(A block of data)
·····
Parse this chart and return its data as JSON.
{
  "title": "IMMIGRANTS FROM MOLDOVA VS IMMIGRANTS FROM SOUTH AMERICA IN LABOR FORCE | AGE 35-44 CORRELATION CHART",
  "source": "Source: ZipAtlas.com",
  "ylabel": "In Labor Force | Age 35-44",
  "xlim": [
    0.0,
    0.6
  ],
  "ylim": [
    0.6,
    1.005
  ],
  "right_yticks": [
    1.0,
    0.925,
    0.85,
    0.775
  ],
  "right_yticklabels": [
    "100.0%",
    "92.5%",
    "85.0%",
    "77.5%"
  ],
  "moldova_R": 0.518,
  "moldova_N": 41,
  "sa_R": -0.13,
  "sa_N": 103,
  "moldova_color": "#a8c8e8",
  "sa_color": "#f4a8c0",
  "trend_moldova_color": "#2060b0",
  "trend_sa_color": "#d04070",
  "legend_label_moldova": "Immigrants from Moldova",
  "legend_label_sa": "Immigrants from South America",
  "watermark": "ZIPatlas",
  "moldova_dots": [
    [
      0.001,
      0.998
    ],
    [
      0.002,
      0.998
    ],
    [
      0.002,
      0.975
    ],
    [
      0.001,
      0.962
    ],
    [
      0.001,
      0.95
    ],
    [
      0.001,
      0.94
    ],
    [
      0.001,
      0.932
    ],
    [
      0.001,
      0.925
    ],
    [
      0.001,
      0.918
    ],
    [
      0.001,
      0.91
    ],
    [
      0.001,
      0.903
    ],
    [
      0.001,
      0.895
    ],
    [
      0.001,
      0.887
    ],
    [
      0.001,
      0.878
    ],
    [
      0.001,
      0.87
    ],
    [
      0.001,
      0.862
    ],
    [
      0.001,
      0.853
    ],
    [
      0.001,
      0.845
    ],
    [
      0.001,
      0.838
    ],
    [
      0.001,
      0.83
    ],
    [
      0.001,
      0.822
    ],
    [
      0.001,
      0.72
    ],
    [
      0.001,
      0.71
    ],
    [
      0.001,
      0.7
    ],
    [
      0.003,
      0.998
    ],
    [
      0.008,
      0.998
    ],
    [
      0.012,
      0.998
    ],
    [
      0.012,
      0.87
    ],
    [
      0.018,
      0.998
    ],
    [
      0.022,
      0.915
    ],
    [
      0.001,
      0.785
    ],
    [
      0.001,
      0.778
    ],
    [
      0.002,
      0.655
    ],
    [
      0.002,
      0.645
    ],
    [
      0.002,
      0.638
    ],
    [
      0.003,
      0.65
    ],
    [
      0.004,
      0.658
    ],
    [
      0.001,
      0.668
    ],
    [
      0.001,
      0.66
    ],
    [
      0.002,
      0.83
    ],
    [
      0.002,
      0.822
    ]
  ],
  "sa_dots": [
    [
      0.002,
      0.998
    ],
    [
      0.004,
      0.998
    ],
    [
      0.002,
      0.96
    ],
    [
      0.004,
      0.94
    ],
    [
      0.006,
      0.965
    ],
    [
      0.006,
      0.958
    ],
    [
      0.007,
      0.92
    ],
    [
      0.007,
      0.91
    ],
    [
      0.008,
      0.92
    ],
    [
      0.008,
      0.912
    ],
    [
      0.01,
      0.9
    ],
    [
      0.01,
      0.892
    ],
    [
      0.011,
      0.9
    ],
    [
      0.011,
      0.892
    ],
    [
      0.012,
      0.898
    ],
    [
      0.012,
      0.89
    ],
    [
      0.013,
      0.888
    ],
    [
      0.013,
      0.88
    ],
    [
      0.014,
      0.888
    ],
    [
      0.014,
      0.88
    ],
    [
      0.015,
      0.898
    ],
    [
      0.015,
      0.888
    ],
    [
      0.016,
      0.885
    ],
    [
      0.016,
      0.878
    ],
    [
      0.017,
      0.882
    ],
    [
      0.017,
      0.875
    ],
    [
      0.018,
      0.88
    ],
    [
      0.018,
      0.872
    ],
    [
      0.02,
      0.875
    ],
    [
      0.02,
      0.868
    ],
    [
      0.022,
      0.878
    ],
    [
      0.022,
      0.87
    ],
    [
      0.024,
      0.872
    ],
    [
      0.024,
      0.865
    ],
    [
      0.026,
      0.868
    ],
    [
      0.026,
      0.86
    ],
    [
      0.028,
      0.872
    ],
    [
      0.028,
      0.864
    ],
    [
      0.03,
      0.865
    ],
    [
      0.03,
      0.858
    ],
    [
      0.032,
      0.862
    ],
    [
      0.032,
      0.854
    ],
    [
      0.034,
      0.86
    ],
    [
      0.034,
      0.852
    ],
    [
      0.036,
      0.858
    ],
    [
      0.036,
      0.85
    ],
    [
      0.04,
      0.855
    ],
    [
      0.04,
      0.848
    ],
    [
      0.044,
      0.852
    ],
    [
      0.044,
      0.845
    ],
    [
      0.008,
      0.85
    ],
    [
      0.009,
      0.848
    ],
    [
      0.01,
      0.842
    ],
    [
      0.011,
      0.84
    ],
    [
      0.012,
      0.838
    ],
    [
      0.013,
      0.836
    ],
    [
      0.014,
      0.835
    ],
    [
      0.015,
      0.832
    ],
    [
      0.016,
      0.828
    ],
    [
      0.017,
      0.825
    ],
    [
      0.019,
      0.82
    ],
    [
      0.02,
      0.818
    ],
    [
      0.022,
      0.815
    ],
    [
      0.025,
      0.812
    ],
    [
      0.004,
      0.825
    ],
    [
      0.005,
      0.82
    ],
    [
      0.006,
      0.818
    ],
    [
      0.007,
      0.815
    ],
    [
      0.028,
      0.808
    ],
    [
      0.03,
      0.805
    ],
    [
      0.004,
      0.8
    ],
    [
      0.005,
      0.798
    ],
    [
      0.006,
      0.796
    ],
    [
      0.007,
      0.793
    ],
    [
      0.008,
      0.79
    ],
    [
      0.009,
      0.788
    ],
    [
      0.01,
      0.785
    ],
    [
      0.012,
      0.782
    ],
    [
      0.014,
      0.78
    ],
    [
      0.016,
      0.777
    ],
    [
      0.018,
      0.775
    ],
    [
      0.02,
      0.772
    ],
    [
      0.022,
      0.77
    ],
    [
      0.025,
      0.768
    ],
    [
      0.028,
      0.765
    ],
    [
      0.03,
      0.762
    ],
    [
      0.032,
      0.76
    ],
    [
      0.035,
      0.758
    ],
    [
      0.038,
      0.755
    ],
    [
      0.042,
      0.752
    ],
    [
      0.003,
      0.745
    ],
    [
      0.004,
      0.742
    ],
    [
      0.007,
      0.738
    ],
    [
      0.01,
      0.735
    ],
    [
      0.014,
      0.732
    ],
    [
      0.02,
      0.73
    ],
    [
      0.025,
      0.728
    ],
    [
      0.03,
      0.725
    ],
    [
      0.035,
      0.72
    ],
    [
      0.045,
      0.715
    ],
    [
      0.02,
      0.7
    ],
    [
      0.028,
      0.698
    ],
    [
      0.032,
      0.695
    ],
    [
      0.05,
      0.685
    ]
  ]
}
·····
### AIM:
Recite the full listing above exactly.

### TASK ANSWER:
Parse this chart and return its data as JSON.
{
  "title": "IMMIGRANTS FROM MOLDOVA VS IMMIGRANTS FROM SOUTH AMERICA IN LABOR FORCE | AGE 35-44 CORRELATION CHART",
  "source": "Source: ZipAtlas.com",
  "ylabel": "In Labor Force | Age 35-44",
  "xlim": [
    0.0,
    0.6
  ],
  "ylim": [
    0.6,
    1.005
  ],
  "right_yticks": [
    1.0,
    0.925,
    0.85,
    0.775
  ],
  "right_yticklabels": [
    "100.0%",
    "92.5%",
    "85.0%",
    "77.5%"
  ],
  "moldova_R": 0.518,
  "moldova_N": 41,
  "sa_R": -0.13,
  "sa_N": 103,
  "moldova_color": "#a8c8e8",
  "sa_color": "#f4a8c0",
  "trend_moldova_color": "#2060b0",
  "trend_sa_color": "#d04070",
  "legend_label_moldova": "Immigrants from Moldova",
  "legend_label_sa": "Immigrants from South America",
  "watermark": "ZIPatlas",
  "moldova_dots": [
    [
      0.001,
      0.998
    ],
    [
      0.002,
      0.998
    ],
    [
      0.002,
      0.975
    ],
    [
      0.001,
      0.962
    ],
    [
      0.001,
      0.95
    ],
    [
      0.001,
      0.94
    ],
    [
      0.001,
      0.932
    ],
    [
      0.001,
      0.925
    ],
    [
      0.001,
      0.918
    ],
    [
      0.001,
      0.91
    ],
    [
      0.001,
      0.903
    ],
    [
      0.001,
      0.895
    ],
    [
      0.001,
      0.887
    ],
    [
      0.001,
      0.878
    ],
    [
      0.001,
      0.87
    ],
    [
      0.001,
      0.862
    ],
    [
      0.001,
      0.853
    ],
    [
      0.001,
      0.845
    ],
    [
      0.001,
      0.838
    ],
    [
      0.001,
      0.83
    ],
    [
      0.001,
      0.822
    ],
    [
      0.001,
      0.72
    ],
    [
      0.001,
      0.71
    ],
    [
      0.001,
      0.7
    ],
    [
      0.003,
      0.998
    ],
    [
      0.008,
      0.998
    ],
    [
      0.012,
      0.998
    ],
    [
      0.012,
      0.87
    ],
    [
      0.018,
      0.998
    ],
    [
      0.022,
      0.915
    ],
    [
      0.001,
      0.785
    ],
    [
      0.001,
      0.778
    ],
    [
      0.002,
      0.655
    ],
    [
      0.002,
      0.645
    ],
    [
      0.002,
      0.638
    ],
    [
      0.003,
      0.65
    ],
    [
      0.004,
      0.658
    ],
    [
      0.001,
      0.668
    ],
    [
      0.001,
      0.66
    ],
    [
      0.002,
      0.83
    ],
    [
      0.002,
      0.822
    ]
  ],
  "sa_dots": [
    [
      0.002,
      0.998
    ],
    [
      0.004,
      0.998
    ],
    [
      0.002,
      0.96
    ],
    [
      0.004,
      0.94
    ],
    [
      0.006,
      0.965
    ],
    [
      0.006,
      0.958
    ],
    [
      0.007,
      0.92
    ],
    [
      0.007,
      0.91
    ],
    [
      0.008,
      0.92
    ],
    [
      0.008,
      0.912
    ],
    [
      0.01,
      0.9
    ],
    [
      0.01,
      0.892
    ],
    [
      0.011,
      0.9
    ],
    [
      0.011,
      0.892
    ],
    [
      0.012,
      0.898
    ],
    [
      0.012,
      0.89
    ],
    [
      0.013,
      0.888
    ],
    [
      0.013,
      0.88
    ],
    [
      0.014,
      0.888
    ],
    [
      0.014,
      0.88
    ],
    [
      0.015,
      0.898
    ],
    [
      0.015,
      0.888
    ],
    [
      0.016,
      0.885
    ],
    [
      0.016,
      0.878
    ],
    [
      0.017,
      0.882
    ],
    [
      0.017,
      0.875
    ],
    [
      0.018,
      0.88
    ],
    [
      0.018,
      0.872
    ],
    [
      0.02,
      0.875
    ],
    [
      0.02,
      0.868
    ],
    [
      0.022,
      0.878
    ],
    [
      0.022,
      0.87
    ],
    [
      0.024,
      0.872
    ],
    [
      0.024,
      0.865
    ],
    [
      0.026,
      0.868
    ],
    [
      0.026,
      0.86
    ],
    [
      0.028,
      0.872
    ],
    [
      0.028,
      0.864
    ],
    [
      0.03,
      0.865
    ],
    [
      0.03,
      0.858
    ],
    [
      0.032,
      0.862
    ],
    [
      0.032,
      0.854
    ],
    [
      0.034,
      0.86
    ],
    [
      0.034,
      0.852
    ],
    [
      0.036,
      0.858
    ],
    [
      0.036,
      0.85
    ],
    [
      0.04,
      0.855
    ],
    [
      0.04,
      0.848
    ],
    [
      0.044,
      0.852
    ],
    [
      0.044,
      0.845
    ],
    [
      0.008,
      0.85
    ],
    [
      0.009,
      0.848
    ],
    [
      0.01,
      0.842
    ],
    [
      0.011,
      0.84
    ],
    [
      0.012,
      0.838
    ],
    [
      0.013,
      0.836
    ],
    [
      0.014,
      0.835
    ],
    [
      0.015,
      0.832
    ],
    [
      0.016,
      0.828
    ],
    [
      0.017,
      0.825
    ],
    [
      0.019,
      0.82
    ],
    [
      0.02,
      0.818
    ],
    [
      0.022,
      0.815
    ],
    [
      0.025,
      0.812
    ],
    [
      0.004,
      0.825
    ],
    [
      0.005,
      0.82
    ],
    [
      0.006,
      0.818
    ],
    [
      0.007,
      0.815
    ],
    [
      0.028,
      0.808
    ],
    [
      0.03,
      0.805
    ],
    [
      0.004,
      0.8
    ],
    [
      0.005,
      0.798
    ],
    [
      0.006,
      0.796
    ],
    [
      0.007,
      0.793
    ],
    [
      0.008,
      0.79
    ],
    [
      0.009,
      0.788
    ],
    [
      0.01,
      0.785
    ],
    [
      0.012,
      0.782
    ],
    [
      0.014,
      0.78
    ],
    [
      0.016,
      0.777
    ],
    [
      0.018,
      0.775
    ],
    [
      0.02,
      0.772
    ],
    [
      0.022,
      0.77
    ],
    [
      0.025,
      0.768
    ],
    [
      0.028,
      0.765
    ],
    [
      0.03,
      0.762
    ],
    [
      0.032,
      0.76
    ],
    [
      0.035,
      0.758
    ],
    [
      0.038,
      0.755
    ],
    [
      0.042,
      0.752
    ],
    [
      0.003,
      0.745
    ],
    [
      0.004,
      0.742
    ],
    [
      0.007,
      0.738
    ],
    [
      0.01,
      0.735
    ],
    [
      0.014,
      0.732
    ],
    [
      0.02,
      0.73
    ],
    [
      0.025,
      0.728
    ],
    [
      0.03,
      0.725
    ],
    [
      0.035,
      0.72
    ],
    [
      0.045,
      0.715
    ],
    [
      0.02,
      0.7
    ],
    [
      0.028,
      0.698
    ],
    [
      0.032,
      0.695
    ],
    [
      0.05,
      0.685
    ]
  ]
}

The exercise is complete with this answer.